___ RECORDS PROVIDED ___

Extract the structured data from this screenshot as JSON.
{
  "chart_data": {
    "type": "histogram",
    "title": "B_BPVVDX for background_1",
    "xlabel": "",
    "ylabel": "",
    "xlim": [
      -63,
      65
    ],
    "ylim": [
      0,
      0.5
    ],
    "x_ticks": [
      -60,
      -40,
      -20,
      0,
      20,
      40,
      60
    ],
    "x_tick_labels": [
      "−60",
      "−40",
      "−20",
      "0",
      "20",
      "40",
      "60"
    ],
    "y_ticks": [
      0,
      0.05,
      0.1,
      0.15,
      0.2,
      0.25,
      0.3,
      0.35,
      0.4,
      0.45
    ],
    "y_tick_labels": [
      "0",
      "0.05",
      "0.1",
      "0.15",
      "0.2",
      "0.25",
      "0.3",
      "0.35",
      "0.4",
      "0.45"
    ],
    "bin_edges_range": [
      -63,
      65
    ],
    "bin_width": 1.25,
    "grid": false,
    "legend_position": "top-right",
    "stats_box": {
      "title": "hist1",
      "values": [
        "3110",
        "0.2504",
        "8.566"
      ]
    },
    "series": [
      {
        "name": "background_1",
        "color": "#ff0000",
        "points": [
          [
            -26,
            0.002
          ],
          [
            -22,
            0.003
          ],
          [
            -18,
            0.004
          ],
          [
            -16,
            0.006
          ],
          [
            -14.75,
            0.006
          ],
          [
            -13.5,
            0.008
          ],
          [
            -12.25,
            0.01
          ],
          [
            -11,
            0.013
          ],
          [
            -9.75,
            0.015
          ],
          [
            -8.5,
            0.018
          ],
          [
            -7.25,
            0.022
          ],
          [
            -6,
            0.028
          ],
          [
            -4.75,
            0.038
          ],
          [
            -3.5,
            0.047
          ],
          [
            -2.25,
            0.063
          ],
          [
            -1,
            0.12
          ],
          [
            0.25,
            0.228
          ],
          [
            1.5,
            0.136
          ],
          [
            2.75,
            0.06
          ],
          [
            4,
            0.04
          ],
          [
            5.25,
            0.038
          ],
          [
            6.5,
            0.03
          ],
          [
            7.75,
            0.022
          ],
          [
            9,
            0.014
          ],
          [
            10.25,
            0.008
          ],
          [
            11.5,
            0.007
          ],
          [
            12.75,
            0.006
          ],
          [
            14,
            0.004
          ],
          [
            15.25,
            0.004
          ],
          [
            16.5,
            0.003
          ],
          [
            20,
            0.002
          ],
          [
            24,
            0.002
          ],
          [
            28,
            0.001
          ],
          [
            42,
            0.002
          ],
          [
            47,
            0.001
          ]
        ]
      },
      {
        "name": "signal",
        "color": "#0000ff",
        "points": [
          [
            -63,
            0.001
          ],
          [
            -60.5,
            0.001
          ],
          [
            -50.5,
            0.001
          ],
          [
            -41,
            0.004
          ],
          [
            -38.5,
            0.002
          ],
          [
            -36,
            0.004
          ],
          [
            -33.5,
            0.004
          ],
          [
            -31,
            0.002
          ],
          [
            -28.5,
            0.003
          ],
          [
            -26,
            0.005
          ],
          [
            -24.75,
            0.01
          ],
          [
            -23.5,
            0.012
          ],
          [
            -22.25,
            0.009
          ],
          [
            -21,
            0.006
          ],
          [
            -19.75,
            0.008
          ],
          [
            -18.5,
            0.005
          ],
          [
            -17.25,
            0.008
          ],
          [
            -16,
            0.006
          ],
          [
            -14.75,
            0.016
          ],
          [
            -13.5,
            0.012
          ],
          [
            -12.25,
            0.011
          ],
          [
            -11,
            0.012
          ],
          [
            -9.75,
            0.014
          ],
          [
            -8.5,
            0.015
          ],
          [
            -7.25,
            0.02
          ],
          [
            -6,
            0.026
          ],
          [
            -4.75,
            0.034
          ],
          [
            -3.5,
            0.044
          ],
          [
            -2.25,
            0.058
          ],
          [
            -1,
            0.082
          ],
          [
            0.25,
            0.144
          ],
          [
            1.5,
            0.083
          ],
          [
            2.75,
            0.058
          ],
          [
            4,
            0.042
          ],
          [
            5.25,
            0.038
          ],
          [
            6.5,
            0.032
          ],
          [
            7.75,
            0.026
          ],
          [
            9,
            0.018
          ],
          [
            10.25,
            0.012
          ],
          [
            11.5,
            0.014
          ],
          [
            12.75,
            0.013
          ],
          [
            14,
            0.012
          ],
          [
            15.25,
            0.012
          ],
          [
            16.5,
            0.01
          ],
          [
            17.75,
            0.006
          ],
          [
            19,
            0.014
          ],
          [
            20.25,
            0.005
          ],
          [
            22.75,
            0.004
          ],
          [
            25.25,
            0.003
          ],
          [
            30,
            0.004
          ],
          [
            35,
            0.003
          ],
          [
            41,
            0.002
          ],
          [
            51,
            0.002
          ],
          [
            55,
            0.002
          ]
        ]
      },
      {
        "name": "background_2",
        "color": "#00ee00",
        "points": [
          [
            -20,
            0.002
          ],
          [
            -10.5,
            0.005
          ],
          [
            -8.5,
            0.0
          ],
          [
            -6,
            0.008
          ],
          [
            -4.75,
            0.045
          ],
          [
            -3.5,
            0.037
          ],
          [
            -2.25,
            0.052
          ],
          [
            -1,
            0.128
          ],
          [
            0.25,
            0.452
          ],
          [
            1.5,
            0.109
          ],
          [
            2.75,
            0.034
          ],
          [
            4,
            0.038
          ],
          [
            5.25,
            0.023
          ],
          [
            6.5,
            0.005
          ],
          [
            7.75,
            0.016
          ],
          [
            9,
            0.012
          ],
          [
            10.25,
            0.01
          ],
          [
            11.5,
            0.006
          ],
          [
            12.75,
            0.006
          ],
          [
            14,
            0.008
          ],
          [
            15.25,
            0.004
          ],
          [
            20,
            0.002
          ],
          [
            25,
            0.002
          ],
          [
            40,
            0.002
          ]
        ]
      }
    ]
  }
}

___

Return every line above that contains the word "color".

▶ [REPLY]
        "color": "#ff0000",
        "color": "#0000ff",
        "color": "#00ee00",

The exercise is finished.